:: What is expected ::
Reproduce the listing below exactly. Pictures do not belong in the copy.

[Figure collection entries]
◇ ◇ ◇

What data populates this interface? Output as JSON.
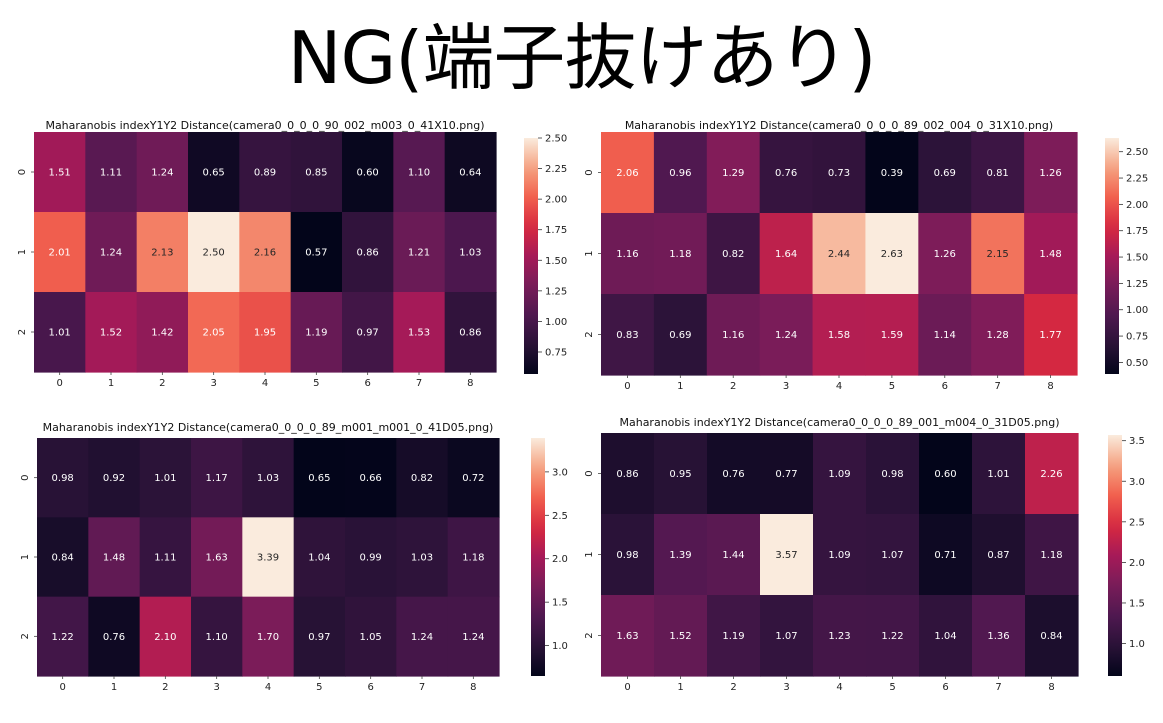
{
  "page": {
    "title": "NG(端子抜けあり)"
  },
  "chart_data": [
    {
      "type": "heatmap",
      "title": "Maharanobis indexY1Y2 Distance(camera0_0_0_0_90_002_m003_0_41X10.png)",
      "x": [
        "0",
        "1",
        "2",
        "3",
        "4",
        "5",
        "6",
        "7",
        "8"
      ],
      "y": [
        "0",
        "1",
        "2"
      ],
      "values": [
        [
          1.51,
          1.11,
          1.24,
          0.65,
          0.89,
          0.85,
          0.6,
          1.1,
          0.64
        ],
        [
          2.01,
          1.24,
          2.13,
          2.5,
          2.16,
          0.57,
          0.86,
          1.21,
          1.03
        ],
        [
          1.01,
          1.52,
          1.42,
          2.05,
          1.95,
          1.19,
          0.97,
          1.53,
          0.86
        ]
      ],
      "color_range": [
        0.57,
        2.5
      ],
      "colorbar_ticks": [
        "0.75",
        "1.00",
        "1.25",
        "1.50",
        "1.75",
        "2.00",
        "2.25",
        "2.50"
      ],
      "colormap": "rocket",
      "grid": false
    },
    {
      "type": "heatmap",
      "title": "Maharanobis indexY1Y2 Distance(camera0_0_0_0_89_002_004_0_31X10.png)",
      "x": [
        "0",
        "1",
        "2",
        "3",
        "4",
        "5",
        "6",
        "7",
        "8"
      ],
      "y": [
        "0",
        "1",
        "2"
      ],
      "values": [
        [
          2.06,
          0.96,
          1.29,
          0.76,
          0.73,
          0.39,
          0.69,
          0.81,
          1.26
        ],
        [
          1.16,
          1.18,
          0.82,
          1.64,
          2.44,
          2.63,
          1.26,
          2.15,
          1.48
        ],
        [
          0.83,
          0.69,
          1.16,
          1.24,
          1.58,
          1.59,
          1.14,
          1.28,
          1.77
        ]
      ],
      "color_range": [
        0.39,
        2.63
      ],
      "colorbar_ticks": [
        "0.50",
        "0.75",
        "1.00",
        "1.25",
        "1.50",
        "1.75",
        "2.00",
        "2.25",
        "2.50"
      ],
      "colormap": "rocket",
      "grid": false
    },
    {
      "type": "heatmap",
      "title": "Maharanobis indexY1Y2 Distance(camera0_0_0_0_89_m001_m001_0_41D05.png)",
      "x": [
        "0",
        "1",
        "2",
        "3",
        "4",
        "5",
        "6",
        "7",
        "8"
      ],
      "y": [
        "0",
        "1",
        "2"
      ],
      "values": [
        [
          0.98,
          0.92,
          1.01,
          1.17,
          1.03,
          0.65,
          0.66,
          0.82,
          0.72
        ],
        [
          0.84,
          1.48,
          1.11,
          1.63,
          3.39,
          1.04,
          0.99,
          1.03,
          1.18
        ],
        [
          1.22,
          0.76,
          2.1,
          1.1,
          1.7,
          0.97,
          1.05,
          1.24,
          1.24
        ]
      ],
      "color_range": [
        0.65,
        3.39
      ],
      "colorbar_ticks": [
        "1.0",
        "1.5",
        "2.0",
        "2.5",
        "3.0"
      ],
      "colormap": "rocket",
      "grid": false
    },
    {
      "type": "heatmap",
      "title": "Maharanobis indexY1Y2 Distance(camera0_0_0_0_89_001_m004_0_31D05.png)",
      "x": [
        "0",
        "1",
        "2",
        "3",
        "4",
        "5",
        "6",
        "7",
        "8"
      ],
      "y": [
        "0",
        "1",
        "2"
      ],
      "values": [
        [
          0.86,
          0.95,
          0.76,
          0.77,
          1.09,
          0.98,
          0.6,
          1.01,
          2.26
        ],
        [
          0.98,
          1.39,
          1.44,
          3.57,
          1.09,
          1.07,
          0.71,
          0.87,
          1.18
        ],
        [
          1.63,
          1.52,
          1.19,
          1.07,
          1.23,
          1.22,
          1.04,
          1.36,
          0.84
        ]
      ],
      "color_range": [
        0.6,
        3.57
      ],
      "colorbar_ticks": [
        "1.0",
        "1.5",
        "2.0",
        "2.5",
        "3.0",
        "3.5"
      ],
      "colormap": "rocket",
      "grid": false
    }
  ]
}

◇ ◇ ◇

:: Result of this exercise ::
What data populates this interface? Output as JSON.
{
  "page": {
    "title": "NG(端子抜けあり)"
  },
  "chart_data": [
    {
      "type": "heatmap",
      "title": "Maharanobis indexY1Y2 Distance(camera0_0_0_0_90_002_m003_0_41X10.png)",
      "x": [
        "0",
        "1",
        "2",
        "3",
        "4",
        "5",
        "6",
        "7",
        "8"
      ],
      "y": [
        "0",
        "1",
        "2"
      ],
      "values": [
        [
          1.51,
          1.11,
          1.24,
          0.65,
          0.89,
          0.85,
          0.6,
          1.1,
          0.64
        ],
        [
          2.01,
          1.24,
          2.13,
          2.5,
          2.16,
          0.57,
          0.86,
          1.21,
          1.03
        ],
        [
          1.01,
          1.52,
          1.42,
          2.05,
          1.95,
          1.19,
          0.97,
          1.53,
          0.86
        ]
      ],
      "color_range": [
        0.57,
        2.5
      ],
      "colorbar_ticks": [
        "0.75",
        "1.00",
        "1.25",
        "1.50",
        "1.75",
        "2.00",
        "2.25",
        "2.50"
      ],
      "colormap": "rocket",
      "grid": false
    },
    {
      "type": "heatmap",
      "title": "Maharanobis indexY1Y2 Distance(camera0_0_0_0_89_002_004_0_31X10.png)",
      "x": [
        "0",
        "1",
        "2",
        "3",
        "4",
        "5",
        "6",
        "7",
        "8"
      ],
      "y": [
        "0",
        "1",
        "2"
      ],
      "values": [
        [
          2.06,
          0.96,
          1.29,
          0.76,
          0.73,
          0.39,
          0.69,
          0.81,
          1.26
        ],
        [
          1.16,
          1.18,
          0.82,
          1.64,
          2.44,
          2.63,
          1.26,
          2.15,
          1.48
        ],
        [
          0.83,
          0.69,
          1.16,
          1.24,
          1.58,
          1.59,
          1.14,
          1.28,
          1.77
        ]
      ],
      "color_range": [
        0.39,
        2.63
      ],
      "colorbar_ticks": [
        "0.50",
        "0.75",
        "1.00",
        "1.25",
        "1.50",
        "1.75",
        "2.00",
        "2.25",
        "2.50"
      ],
      "colormap": "rocket",
      "grid": false
    },
    {
      "type": "heatmap",
      "title": "Maharanobis indexY1Y2 Distance(camera0_0_0_0_89_m001_m001_0_41D05.png)",
      "x": [
        "0",
        "1",
        "2",
        "3",
        "4",
        "5",
        "6",
        "7",
        "8"
      ],
      "y": [
        "0",
        "1",
        "2"
      ],
      "values": [
        [
          0.98,
          0.92,
          1.01,
          1.17,
          1.03,
          0.65,
          0.66,
          0.82,
          0.72
        ],
        [
          0.84,
          1.48,
          1.11,
          1.63,
          3.39,
          1.04,
          0.99,
          1.03,
          1.18
        ],
        [
          1.22,
          0.76,
          2.1,
          1.1,
          1.7,
          0.97,
          1.05,
          1.24,
          1.24
        ]
      ],
      "color_range": [
        0.65,
        3.39
      ],
      "colorbar_ticks": [
        "1.0",
        "1.5",
        "2.0",
        "2.5",
        "3.0"
      ],
      "colormap": "rocket",
      "grid": false
    },
    {
      "type": "heatmap",
      "title": "Maharanobis indexY1Y2 Distance(camera0_0_0_0_89_001_m004_0_31D05.png)",
      "x": [
        "0",
        "1",
        "2",
        "3",
        "4",
        "5",
        "6",
        "7",
        "8"
      ],
      "y": [
        "0",
        "1",
        "2"
      ],
      "values": [
        [
          0.86,
          0.95,
          0.76,
          0.77,
          1.09,
          0.98,
          0.6,
          1.01,
          2.26
        ],
        [
          0.98,
          1.39,
          1.44,
          3.57,
          1.09,
          1.07,
          0.71,
          0.87,
          1.18
        ],
        [
          1.63,
          1.52,
          1.19,
          1.07,
          1.23,
          1.22,
          1.04,
          1.36,
          0.84
        ]
      ],
      "color_range": [
        0.6,
        3.57
      ],
      "colorbar_ticks": [
        "1.0",
        "1.5",
        "2.0",
        "2.5",
        "3.0",
        "3.5"
      ],
      "colormap": "rocket",
      "grid": false
    }
  ]
}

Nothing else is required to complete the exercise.